## PROMPT
Restate, word for word, all of the material shown below.
*****
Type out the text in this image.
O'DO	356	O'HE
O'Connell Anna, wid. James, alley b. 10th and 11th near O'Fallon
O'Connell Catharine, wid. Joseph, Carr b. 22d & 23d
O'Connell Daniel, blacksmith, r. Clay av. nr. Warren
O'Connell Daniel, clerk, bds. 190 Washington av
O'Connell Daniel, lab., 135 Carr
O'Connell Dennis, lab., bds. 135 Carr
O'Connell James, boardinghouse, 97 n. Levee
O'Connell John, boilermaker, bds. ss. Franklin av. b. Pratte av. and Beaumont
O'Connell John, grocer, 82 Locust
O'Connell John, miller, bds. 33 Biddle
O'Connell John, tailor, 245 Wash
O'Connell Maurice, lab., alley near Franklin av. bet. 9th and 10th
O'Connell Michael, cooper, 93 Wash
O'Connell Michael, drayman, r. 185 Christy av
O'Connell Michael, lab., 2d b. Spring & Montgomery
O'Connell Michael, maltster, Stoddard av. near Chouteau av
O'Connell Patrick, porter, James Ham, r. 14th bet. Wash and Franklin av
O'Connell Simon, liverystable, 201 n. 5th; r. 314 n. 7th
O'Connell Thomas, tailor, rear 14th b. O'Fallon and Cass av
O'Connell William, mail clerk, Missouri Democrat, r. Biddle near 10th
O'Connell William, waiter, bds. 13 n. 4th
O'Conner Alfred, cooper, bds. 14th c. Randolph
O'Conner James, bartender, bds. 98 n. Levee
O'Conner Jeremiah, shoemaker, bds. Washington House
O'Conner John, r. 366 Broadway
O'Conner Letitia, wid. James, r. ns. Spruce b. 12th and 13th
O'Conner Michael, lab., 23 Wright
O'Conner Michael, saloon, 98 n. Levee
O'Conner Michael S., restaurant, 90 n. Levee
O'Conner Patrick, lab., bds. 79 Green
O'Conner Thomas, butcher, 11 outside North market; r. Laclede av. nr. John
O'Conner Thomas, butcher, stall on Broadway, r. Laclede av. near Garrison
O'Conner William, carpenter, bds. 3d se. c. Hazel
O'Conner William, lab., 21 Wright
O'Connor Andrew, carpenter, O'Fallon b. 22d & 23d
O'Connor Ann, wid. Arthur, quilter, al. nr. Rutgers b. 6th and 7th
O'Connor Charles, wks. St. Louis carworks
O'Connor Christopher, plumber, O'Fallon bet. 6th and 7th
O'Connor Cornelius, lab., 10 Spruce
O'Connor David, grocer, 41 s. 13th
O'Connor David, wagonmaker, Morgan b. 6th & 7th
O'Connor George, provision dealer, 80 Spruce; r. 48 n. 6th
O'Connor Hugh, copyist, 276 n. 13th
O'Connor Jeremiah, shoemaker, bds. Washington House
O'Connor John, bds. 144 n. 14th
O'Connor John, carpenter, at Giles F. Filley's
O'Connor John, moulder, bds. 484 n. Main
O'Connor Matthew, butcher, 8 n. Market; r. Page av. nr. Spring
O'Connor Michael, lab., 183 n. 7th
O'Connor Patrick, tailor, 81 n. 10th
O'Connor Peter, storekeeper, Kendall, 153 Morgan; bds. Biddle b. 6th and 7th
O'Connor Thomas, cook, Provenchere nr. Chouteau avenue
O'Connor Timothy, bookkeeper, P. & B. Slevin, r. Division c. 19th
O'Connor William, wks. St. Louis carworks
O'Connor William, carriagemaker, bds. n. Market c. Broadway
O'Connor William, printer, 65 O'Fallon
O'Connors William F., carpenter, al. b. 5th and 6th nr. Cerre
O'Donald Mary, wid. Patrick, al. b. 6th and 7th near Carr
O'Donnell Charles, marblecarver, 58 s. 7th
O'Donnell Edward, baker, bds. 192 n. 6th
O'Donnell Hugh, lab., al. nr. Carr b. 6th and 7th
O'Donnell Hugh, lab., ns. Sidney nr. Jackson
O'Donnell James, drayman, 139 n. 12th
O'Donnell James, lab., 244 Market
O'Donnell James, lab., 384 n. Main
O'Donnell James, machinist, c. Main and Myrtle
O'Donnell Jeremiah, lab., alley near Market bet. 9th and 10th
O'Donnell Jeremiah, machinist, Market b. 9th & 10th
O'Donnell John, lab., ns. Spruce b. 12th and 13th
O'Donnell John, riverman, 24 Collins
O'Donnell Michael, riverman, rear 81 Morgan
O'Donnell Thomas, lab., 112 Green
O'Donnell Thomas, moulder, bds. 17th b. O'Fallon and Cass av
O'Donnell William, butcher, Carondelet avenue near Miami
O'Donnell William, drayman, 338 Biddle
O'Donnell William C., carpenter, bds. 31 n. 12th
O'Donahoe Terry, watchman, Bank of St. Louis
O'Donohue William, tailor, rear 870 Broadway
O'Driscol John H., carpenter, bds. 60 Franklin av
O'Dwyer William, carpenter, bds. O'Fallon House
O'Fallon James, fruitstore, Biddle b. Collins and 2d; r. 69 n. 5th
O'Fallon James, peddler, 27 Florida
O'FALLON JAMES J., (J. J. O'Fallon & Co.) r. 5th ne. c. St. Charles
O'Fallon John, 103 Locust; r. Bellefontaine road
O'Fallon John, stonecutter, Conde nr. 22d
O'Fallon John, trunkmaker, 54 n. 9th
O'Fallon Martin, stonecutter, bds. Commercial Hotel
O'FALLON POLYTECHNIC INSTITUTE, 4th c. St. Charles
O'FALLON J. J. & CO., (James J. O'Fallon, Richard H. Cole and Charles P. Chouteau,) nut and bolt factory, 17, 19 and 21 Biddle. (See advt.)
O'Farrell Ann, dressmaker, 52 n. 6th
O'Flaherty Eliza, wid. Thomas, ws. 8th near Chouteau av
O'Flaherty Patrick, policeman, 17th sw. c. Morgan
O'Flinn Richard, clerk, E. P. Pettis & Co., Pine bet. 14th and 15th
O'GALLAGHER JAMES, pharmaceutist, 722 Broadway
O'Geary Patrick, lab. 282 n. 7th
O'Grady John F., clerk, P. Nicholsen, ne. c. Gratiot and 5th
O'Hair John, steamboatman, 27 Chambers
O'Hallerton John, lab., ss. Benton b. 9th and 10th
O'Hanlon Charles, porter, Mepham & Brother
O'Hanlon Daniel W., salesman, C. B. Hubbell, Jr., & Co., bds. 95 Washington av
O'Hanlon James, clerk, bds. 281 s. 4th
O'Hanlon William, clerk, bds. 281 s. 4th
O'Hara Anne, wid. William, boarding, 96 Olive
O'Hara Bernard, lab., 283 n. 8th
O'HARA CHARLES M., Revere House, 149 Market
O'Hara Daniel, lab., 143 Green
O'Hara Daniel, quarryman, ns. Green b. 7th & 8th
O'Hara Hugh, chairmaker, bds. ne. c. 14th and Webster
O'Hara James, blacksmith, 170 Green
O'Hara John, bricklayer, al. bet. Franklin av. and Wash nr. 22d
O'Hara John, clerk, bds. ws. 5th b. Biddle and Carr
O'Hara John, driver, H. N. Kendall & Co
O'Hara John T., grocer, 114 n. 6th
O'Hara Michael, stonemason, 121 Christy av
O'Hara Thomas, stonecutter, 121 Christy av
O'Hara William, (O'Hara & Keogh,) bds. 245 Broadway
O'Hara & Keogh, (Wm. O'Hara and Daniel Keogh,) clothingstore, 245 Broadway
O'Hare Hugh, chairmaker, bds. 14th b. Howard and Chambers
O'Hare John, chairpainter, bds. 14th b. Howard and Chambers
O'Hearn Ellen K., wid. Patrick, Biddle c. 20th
*****
## EXERCISE SOLUTION
Type out the text in this image.
O'DO	356	O'HE
O'Connell Anna, wid. James, alley b. 10th and 11th near O'Fallon
O'Connell Catharine, wid. Joseph, Carr b. 22d & 23d
O'Connell Daniel, blacksmith, r. Clay av. nr. Warren
O'Connell Daniel, clerk, bds. 190 Washington av
O'Connell Daniel, lab., 135 Carr
O'Connell Dennis, lab., bds. 135 Carr
O'Connell James, boardinghouse, 97 n. Levee
O'Connell John, boilermaker, bds. ss. Franklin av. b. Pratte av. and Beaumont
O'Connell John, grocer, 82 Locust
O'Connell John, miller, bds. 33 Biddle
O'Connell John, tailor, 245 Wash
O'Connell Maurice, lab., alley near Franklin av. bet. 9th and 10th
O'Connell Michael, cooper, 93 Wash
O'Connell Michael, drayman, r. 185 Christy av
O'Connell Michael, lab., 2d b. Spring & Montgomery
O'Connell Michael, maltster, Stoddard av. near Chouteau av
O'Connell Patrick, porter, James Ham, r. 14th bet. Wash and Franklin av
O'Connell Simon, liverystable, 201 n. 5th; r. 314 n. 7th
O'Connell Thomas, tailor, rear 14th b. O'Fallon and Cass av
O'Connell William, mail clerk, Missouri Democrat, r. Biddle near 10th
O'Connell William, waiter, bds. 13 n. 4th
O'Conner Alfred, cooper, bds. 14th c. Randolph
O'Conner James, bartender, bds. 98 n. Levee
O'Conner Jeremiah, shoemaker, bds. Washington House
O'Conner John, r. 366 Broadway
O'Conner Letitia, wid. James, r. ns. Spruce b. 12th and 13th
O'Conner Michael, lab., 23 Wright
O'Conner Michael, saloon, 98 n. Levee
O'Conner Michael S., restaurant, 90 n. Levee
O'Conner Patrick, lab., bds. 79 Green
O'Conner Thomas, butcher, 11 outside North market; r. Laclede av. nr. John
O'Conner Thomas, butcher, stall on Broadway, r. Laclede av. near Garrison
O'Conner William, carpenter, bds. 3d se. c. Hazel
O'Conner William, lab., 21 Wright
O'Connor Andrew, carpenter, O'Fallon b. 22d & 23d
O'Connor Ann, wid. Arthur, quilter, al. nr. Rutgers b. 6th and 7th
O'Connor Charles, wks. St. Louis carworks
O'Connor Christopher, plumber, O'Fallon bet. 6th and 7th
O'Connor Cornelius, lab., 10 Spruce
O'Connor David, grocer, 41 s. 13th
O'Connor David, wagonmaker, Morgan b. 6th & 7th
O'Connor George, provision dealer, 80 Spruce; r. 48 n. 6th
O'Connor Hugh, copyist, 276 n. 13th
O'Connor Jeremiah, shoemaker, bds. Washington House
O'Connor John, bds. 144 n. 14th
O'Connor John, carpenter, at Giles F. Filley's
O'Connor John, moulder, bds. 484 n. Main
O'Connor Matthew, butcher, 8 n. Market; r. Page av. nr. Spring
O'Connor Michael, lab., 183 n. 7th
O'Connor Patrick, tailor, 81 n. 10th
O'Connor Peter, storekeeper, Kendall, 153 Morgan; bds. Biddle b. 6th and 7th
O'Connor Thomas, cook, Provenchere nr. Chouteau avenue
O'Connor Timothy, bookkeeper, P. & B. Slevin, r. Division c. 19th
O'Connor William, wks. St. Louis carworks
O'Connor William, carriagemaker, bds. n. Market c. Broadway
O'Connor William, printer, 65 O'Fallon
O'Connors William F., carpenter, al. b. 5th and 6th nr. Cerre
O'Donald Mary, wid. Patrick, al. b. 6th and 7th near Carr
O'Donnell Charles, marblecarver, 58 s. 7th
O'Donnell Edward, baker, bds. 192 n. 6th
O'Donnell Hugh, lab., al. nr. Carr b. 6th and 7th
O'Donnell Hugh, lab., ns. Sidney nr. Jackson
O'Donnell James, drayman, 139 n. 12th
O'Donnell James, lab., 244 Market
O'Donnell James, lab., 384 n. Main
O'Donnell James, machinist, c. Main and Myrtle
O'Donnell Jeremiah, lab., alley near Market bet. 9th and 10th
O'Donnell Jeremiah, machinist, Market b. 9th & 10th
O'Donnell John, lab., ns. Spruce b. 12th and 13th
O'Donnell John, riverman, 24 Collins
O'Donnell Michael, riverman, rear 81 Morgan
O'Donnell Thomas, lab., 112 Green
O'Donnell Thomas, moulder, bds. 17th b. O'Fallon and Cass av
O'Donnell William, butcher, Carondelet avenue near Miami
O'Donnell William, drayman, 338 Biddle
O'Donnell William C., carpenter, bds. 31 n. 12th
O'Donahoe Terry, watchman, Bank of St. Louis
O'Donohue William, tailor, rear 870 Broadway
O'Driscol John H., carpenter, bds. 60 Franklin av
O'Dwyer William, carpenter, bds. O'Fallon House
O'Fallon James, fruitstore, Biddle b. Collins and 2d; r. 69 n. 5th
O'Fallon James, peddler, 27 Florida
O'FALLON JAMES J., (J. J. O'Fallon & Co.) r. 5th ne. c. St. Charles
O'Fallon John, 103 Locust; r. Bellefontaine road
O'Fallon John, stonecutter, Conde nr. 22d
O'Fallon John, trunkmaker, 54 n. 9th
O'Fallon Martin, stonecutter, bds. Commercial Hotel
O'FALLON POLYTECHNIC INSTITUTE, 4th c. St. Charles
O'FALLON J. J. & CO., (James J. O'Fallon, Richard H. Cole and Charles P. Chouteau,) nut and bolt factory, 17, 19 and 21 Biddle. (See advt.)
O'Farrell Ann, dressmaker, 52 n. 6th
O'Flaherty Eliza, wid. Thomas, ws. 8th near Chouteau av
O'Flaherty Patrick, policeman, 17th sw. c. Morgan
O'Flinn Richard, clerk, E. P. Pettis & Co., Pine bet. 14th and 15th
O'GALLAGHER JAMES, pharmaceutist, 722 Broadway
O'Geary Patrick, lab. 282 n. 7th
O'Grady John F., clerk, P. Nicholsen, ne. c. Gratiot and 5th
O'Hair John, steamboatman, 27 Chambers
O'Hallerton John, lab., ss. Benton b. 9th and 10th
O'Hanlon Charles, porter, Mepham & Brother
O'Hanlon Daniel W., salesman, C. B. Hubbell, Jr., & Co., bds. 95 Washington av
O'Hanlon James, clerk, bds. 281 s. 4th
O'Hanlon William, clerk, bds. 281 s. 4th
O'Hara Anne, wid. William, boarding, 96 Olive
O'Hara Bernard, lab., 283 n. 8th
O'HARA CHARLES M., Revere House, 149 Market
O'Hara Daniel, lab., 143 Green
O'Hara Daniel, quarryman, ns. Green b. 7th & 8th
O'Hara Hugh, chairmaker, bds. ne. c. 14th and Webster
O'Hara James, blacksmith, 170 Green
O'Hara John, bricklayer, al. bet. Franklin av. and Wash nr. 22d
O'Hara John, clerk, bds. ws. 5th b. Biddle and Carr
O'Hara John, driver, H. N. Kendall & Co
O'Hara John T., grocer, 114 n. 6th
O'Hara Michael, stonemason, 121 Christy av
O'Hara Thomas, stonecutter, 121 Christy av
O'Hara William, (O'Hara & Keogh,) bds. 245 Broadway
O'Hara & Keogh, (Wm. O'Hara and Daniel Keogh,) clothingstore, 245 Broadway
O'Hare Hugh, chairmaker, bds. 14th b. Howard and Chambers
O'Hare John, chairpainter, bds. 14th b. Howard and Chambers
O'Hearn Ellen K., wid. Patrick, Biddle c. 20th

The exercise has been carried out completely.